[begin ITEMS]

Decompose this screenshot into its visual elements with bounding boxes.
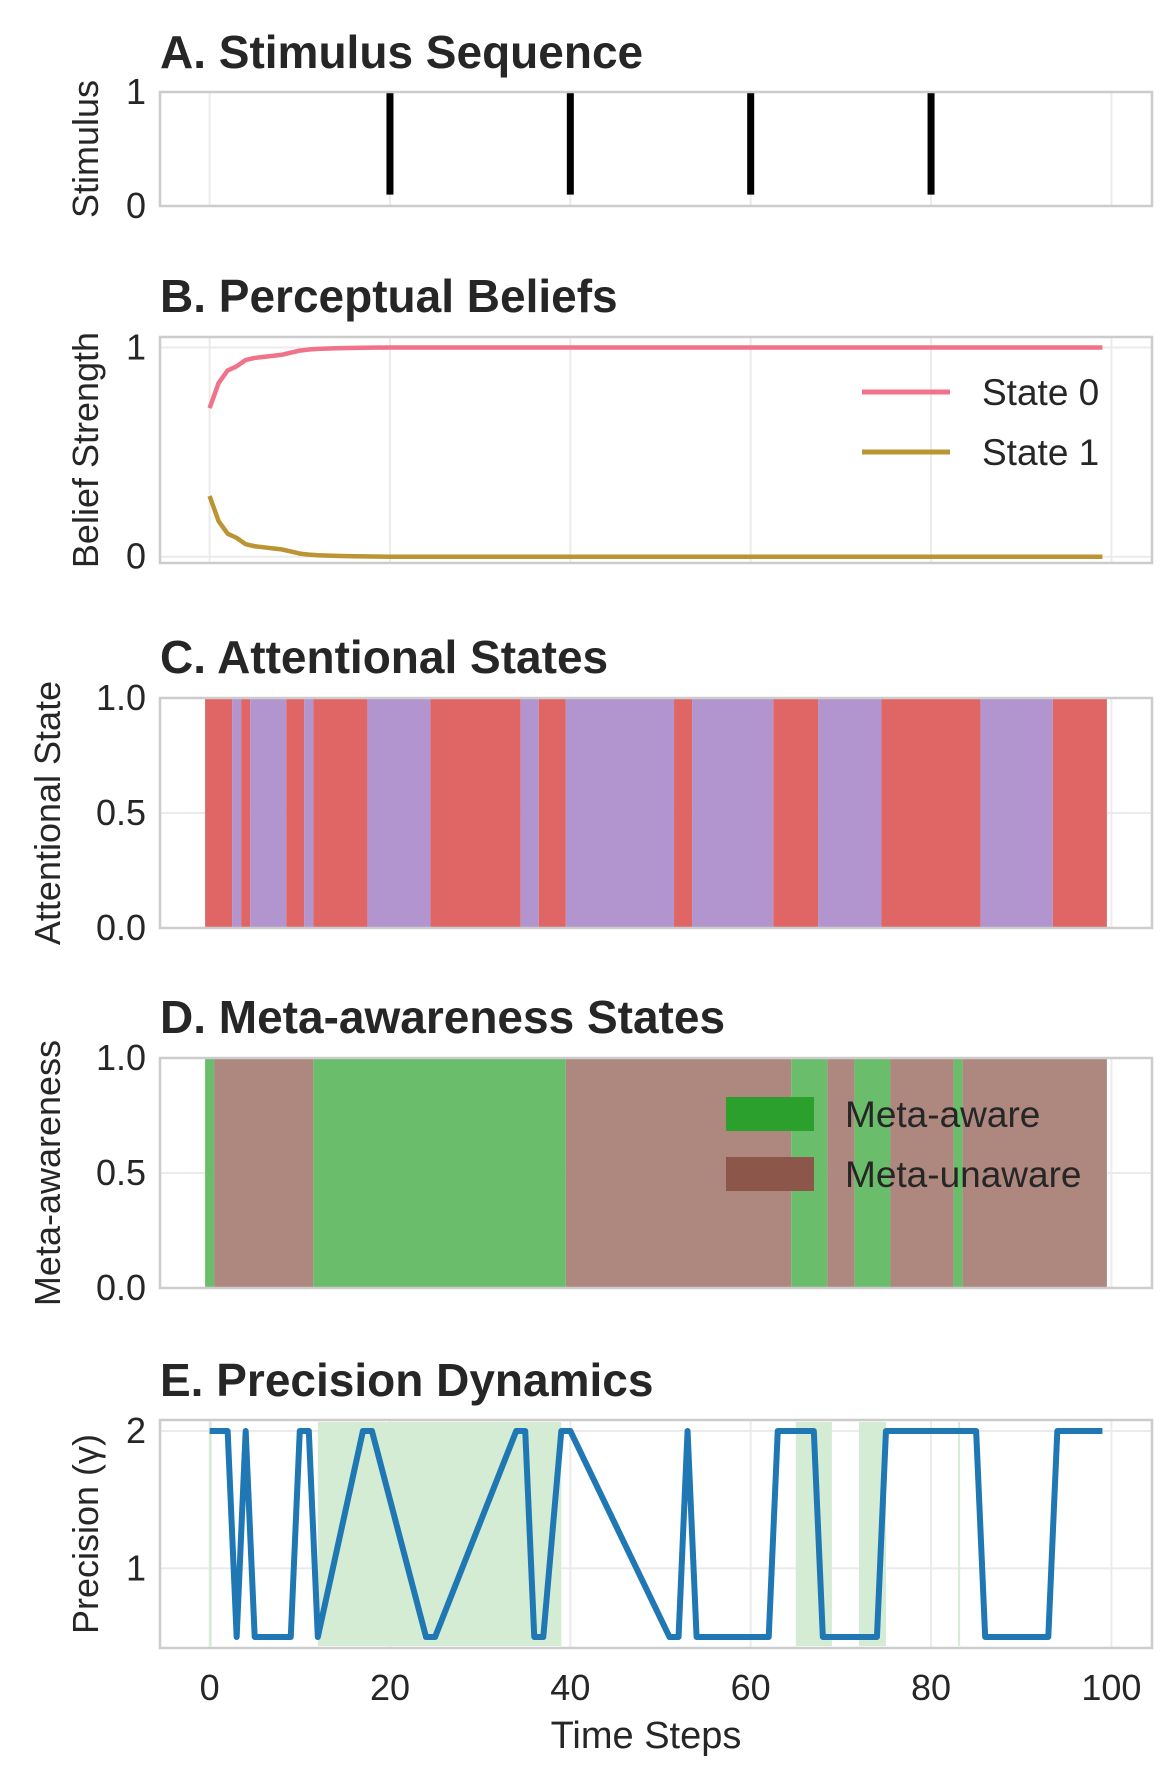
p1-title: B. Perceptual Beliefs [160, 270, 618, 322]
attention-band-17 [980, 698, 1053, 928]
attention-band-3 [250, 698, 287, 928]
x-tick-label-3: 60 [731, 1667, 771, 1708]
attention-band-4 [286, 698, 305, 928]
p4-ylabel: Precision (γ) [65, 1434, 106, 1634]
attention-band-10 [538, 698, 566, 928]
meta-band-5 [827, 1058, 855, 1288]
attention-band-9 [520, 698, 539, 928]
attention-band-16 [881, 698, 981, 928]
attention-band-6 [313, 698, 368, 928]
p2-ylabel: Attentional State [27, 681, 68, 945]
p4-ytick-label-1: 2 [126, 1410, 146, 1451]
p1-ytick-label-0: 0 [126, 536, 146, 577]
p4-title: E. Precision Dynamics [160, 1354, 653, 1406]
belief-line-1 [207, 495, 1103, 559]
attention-band-2 [241, 698, 251, 928]
attention-band-1 [232, 698, 242, 928]
p4-ytick-label-0: 1 [126, 1547, 146, 1588]
text-labels: A. Stimulus Sequence 0 1 Stimulus B. Percept… [27, 26, 1141, 1757]
meta-band-0 [205, 1058, 215, 1288]
p2-frame [158, 696, 1154, 930]
p0-frame [158, 90, 1154, 208]
attention-band-0 [205, 698, 233, 928]
x-tick-label-0: 0 [200, 1667, 220, 1708]
p2-ytick-label-1: 0.5 [96, 792, 146, 833]
x-axis-label: Time Steps [551, 1715, 742, 1757]
plot-data [205, 92, 1107, 1646]
p3-ytick-label-0: 0.0 [96, 1267, 146, 1308]
p0-ytick-label-1: 1 [126, 71, 146, 112]
x-tick-label-1: 20 [370, 1667, 410, 1708]
legend-label-meta_unaware: Meta-unaware [845, 1154, 1082, 1195]
attention-band-13 [692, 698, 774, 928]
x-tick-label-4: 80 [911, 1667, 951, 1708]
meta-aware-shade-4 [958, 1422, 961, 1646]
p1-ytick-label-1: 1 [126, 326, 146, 367]
meta-band-6 [854, 1058, 891, 1288]
legend-swatch-meta_aware [726, 1097, 814, 1131]
legend-swatch-meta_unaware [726, 1157, 814, 1191]
x-tick-label-2: 40 [550, 1667, 590, 1708]
x-tick-label-5: 100 [1081, 1667, 1141, 1708]
attention-band-12 [674, 698, 693, 928]
attention-band-8 [430, 698, 521, 928]
p3-ylabel: Meta-awareness [27, 1040, 68, 1306]
legend-label-state-0: State 0 [982, 372, 1099, 413]
p3-title: D. Meta-awareness States [160, 991, 725, 1043]
p0-ytick-label-0: 0 [126, 185, 146, 226]
p2-title: C. Attentional States [160, 631, 608, 683]
legend-label-state-1: State 1 [982, 432, 1099, 473]
p0-title: A. Stimulus Sequence [160, 26, 643, 78]
attention-band-7 [367, 698, 431, 928]
p0-ylabel: Stimulus [65, 80, 106, 218]
p1-frame [158, 335, 1154, 565]
p4-frame [158, 1418, 1154, 1650]
axes-frames [158, 90, 1154, 1650]
attention-band-18 [1052, 698, 1107, 928]
attention-band-11 [565, 698, 675, 928]
p3-ytick-label-2: 1.0 [96, 1037, 146, 1078]
meta-band-2 [313, 1058, 566, 1288]
meta-band-7 [890, 1058, 954, 1288]
p2-ytick-label-0: 0.0 [96, 907, 146, 948]
meta-band-8 [953, 1058, 963, 1288]
meta-band-9 [962, 1058, 1107, 1288]
p2-ytick-label-2: 1.0 [96, 677, 146, 718]
attention-band-5 [304, 698, 314, 928]
p3-ytick-label-1: 0.5 [96, 1152, 146, 1193]
meta-band-1 [214, 1058, 314, 1288]
legend-label-meta_aware: Meta-aware [845, 1094, 1040, 1135]
attention-band-15 [818, 698, 882, 928]
p3-frame [158, 1056, 1154, 1290]
meta-aware-shade-0 [209, 1422, 212, 1646]
p1-ylabel: Belief Strength [65, 332, 106, 568]
attention-band-14 [773, 698, 819, 928]
precision-line [209, 1427, 1103, 1641]
belief-line-0 [207, 345, 1103, 409]
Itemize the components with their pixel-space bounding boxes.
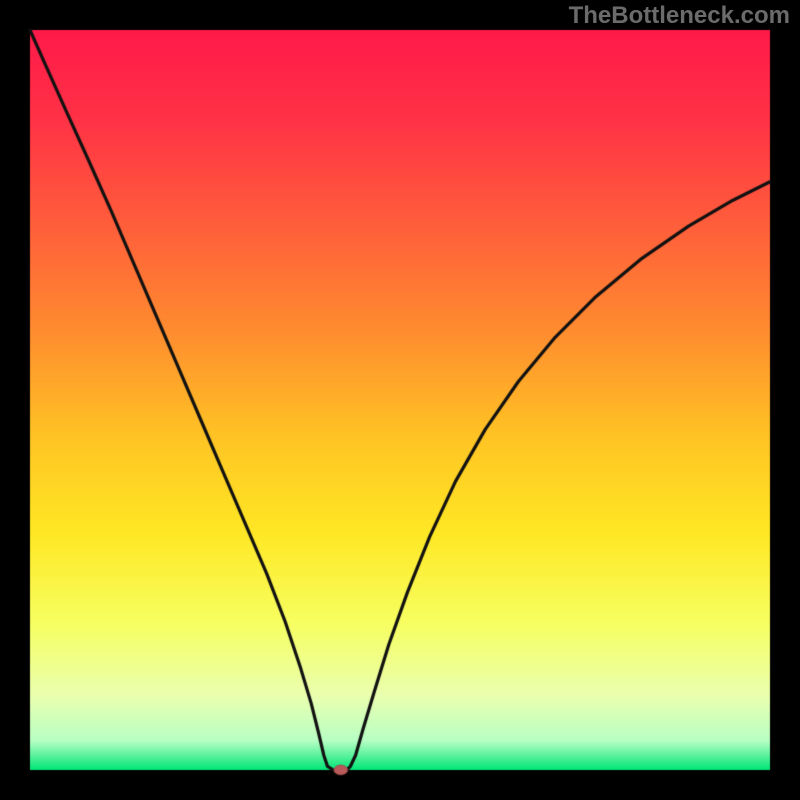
watermark-text: TheBottleneck.com [569, 2, 790, 30]
chart-container: TheBottleneck.com [0, 0, 800, 800]
bottleneck-chart-canvas [0, 0, 800, 800]
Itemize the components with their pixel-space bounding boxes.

[end ITEMS]

WHAT TO PRODUCE:
Could you reproduce all of the data above word for word, omitting the pictures?

SOLUTION:
Decompose this screenshot into its visual elements with bounding boxes.
p1-title: B. Perceptual Beliefs [160, 270, 618, 322]
attention-band-17 [980, 698, 1053, 928]
attention-band-3 [250, 698, 287, 928]
x-tick-label-3: 60 [731, 1667, 771, 1708]
attention-band-4 [286, 698, 305, 928]
p4-ylabel: Precision (γ) [65, 1434, 106, 1634]
attention-band-10 [538, 698, 566, 928]
meta-band-5 [827, 1058, 855, 1288]
attention-band-9 [520, 698, 539, 928]
attention-band-16 [881, 698, 981, 928]
attention-band-6 [313, 698, 368, 928]
p2-ylabel: Attentional State [27, 681, 68, 945]
p4-ytick-label-1: 2 [126, 1410, 146, 1451]
p1-ytick-label-0: 0 [126, 536, 146, 577]
p4-title: E. Precision Dynamics [160, 1354, 653, 1406]
belief-line-1 [207, 495, 1103, 559]
attention-band-2 [241, 698, 251, 928]
attention-band-1 [232, 698, 242, 928]
p4-ytick-label-0: 1 [126, 1547, 146, 1588]
text-labels: A. Stimulus Sequence 0 1 Stimulus B. Percept… [27, 26, 1141, 1757]
meta-band-0 [205, 1058, 215, 1288]
p2-frame [158, 696, 1154, 930]
p0-frame [158, 90, 1154, 208]
attention-band-0 [205, 698, 233, 928]
x-tick-label-0: 0 [200, 1667, 220, 1708]
p2-ytick-label-1: 0.5 [96, 792, 146, 833]
x-axis-label: Time Steps [551, 1715, 742, 1757]
plot-data [205, 92, 1107, 1646]
p3-ytick-label-0: 0.0 [96, 1267, 146, 1308]
p0-ytick-label-1: 1 [126, 71, 146, 112]
x-tick-label-1: 20 [370, 1667, 410, 1708]
legend-label-meta_unaware: Meta-unaware [845, 1154, 1082, 1195]
attention-band-13 [692, 698, 774, 928]
x-tick-label-4: 80 [911, 1667, 951, 1708]
meta-aware-shade-4 [958, 1422, 961, 1646]
p1-ytick-label-1: 1 [126, 326, 146, 367]
meta-band-6 [854, 1058, 891, 1288]
legend-swatch-meta_aware [726, 1097, 814, 1131]
legend-swatch-meta_unaware [726, 1157, 814, 1191]
x-tick-label-2: 40 [550, 1667, 590, 1708]
x-tick-label-5: 100 [1081, 1667, 1141, 1708]
attention-band-12 [674, 698, 693, 928]
attention-band-8 [430, 698, 521, 928]
p3-ylabel: Meta-awareness [27, 1040, 68, 1306]
legend-label-state-0: State 0 [982, 372, 1099, 413]
p3-title: D. Meta-awareness States [160, 991, 725, 1043]
p0-ytick-label-0: 0 [126, 185, 146, 226]
p2-title: C. Attentional States [160, 631, 608, 683]
legend-label-state-1: State 1 [982, 432, 1099, 473]
p0-title: A. Stimulus Sequence [160, 26, 643, 78]
attention-band-7 [367, 698, 431, 928]
p0-ylabel: Stimulus [65, 80, 106, 218]
p1-frame [158, 335, 1154, 565]
p4-frame [158, 1418, 1154, 1650]
axes-frames [158, 90, 1154, 1650]
attention-band-18 [1052, 698, 1107, 928]
attention-band-11 [565, 698, 675, 928]
p3-ytick-label-2: 1.0 [96, 1037, 146, 1078]
meta-band-2 [313, 1058, 566, 1288]
meta-band-7 [890, 1058, 954, 1288]
p2-ytick-label-0: 0.0 [96, 907, 146, 948]
meta-band-8 [953, 1058, 963, 1288]
meta-band-9 [962, 1058, 1107, 1288]
p2-ytick-label-2: 1.0 [96, 677, 146, 718]
attention-band-5 [304, 698, 314, 928]
p3-ytick-label-1: 0.5 [96, 1152, 146, 1193]
meta-band-1 [214, 1058, 314, 1288]
legend-label-meta_aware: Meta-aware [845, 1094, 1040, 1135]
attention-band-15 [818, 698, 882, 928]
p3-frame [158, 1056, 1154, 1290]
meta-aware-shade-0 [209, 1422, 212, 1646]
p1-ylabel: Belief Strength [65, 332, 106, 568]
attention-band-14 [773, 698, 819, 928]
precision-line [209, 1427, 1103, 1641]
belief-line-0 [207, 345, 1103, 409]
Itemize the components with their pixel-space bounding boxes.
watermark-text: TheBottleneck.com [569, 2, 790, 30]
chart-container: TheBottleneck.com [0, 0, 800, 800]
bottleneck-chart-canvas [0, 0, 800, 800]
Itemize the components with their pixel-space bounding boxes.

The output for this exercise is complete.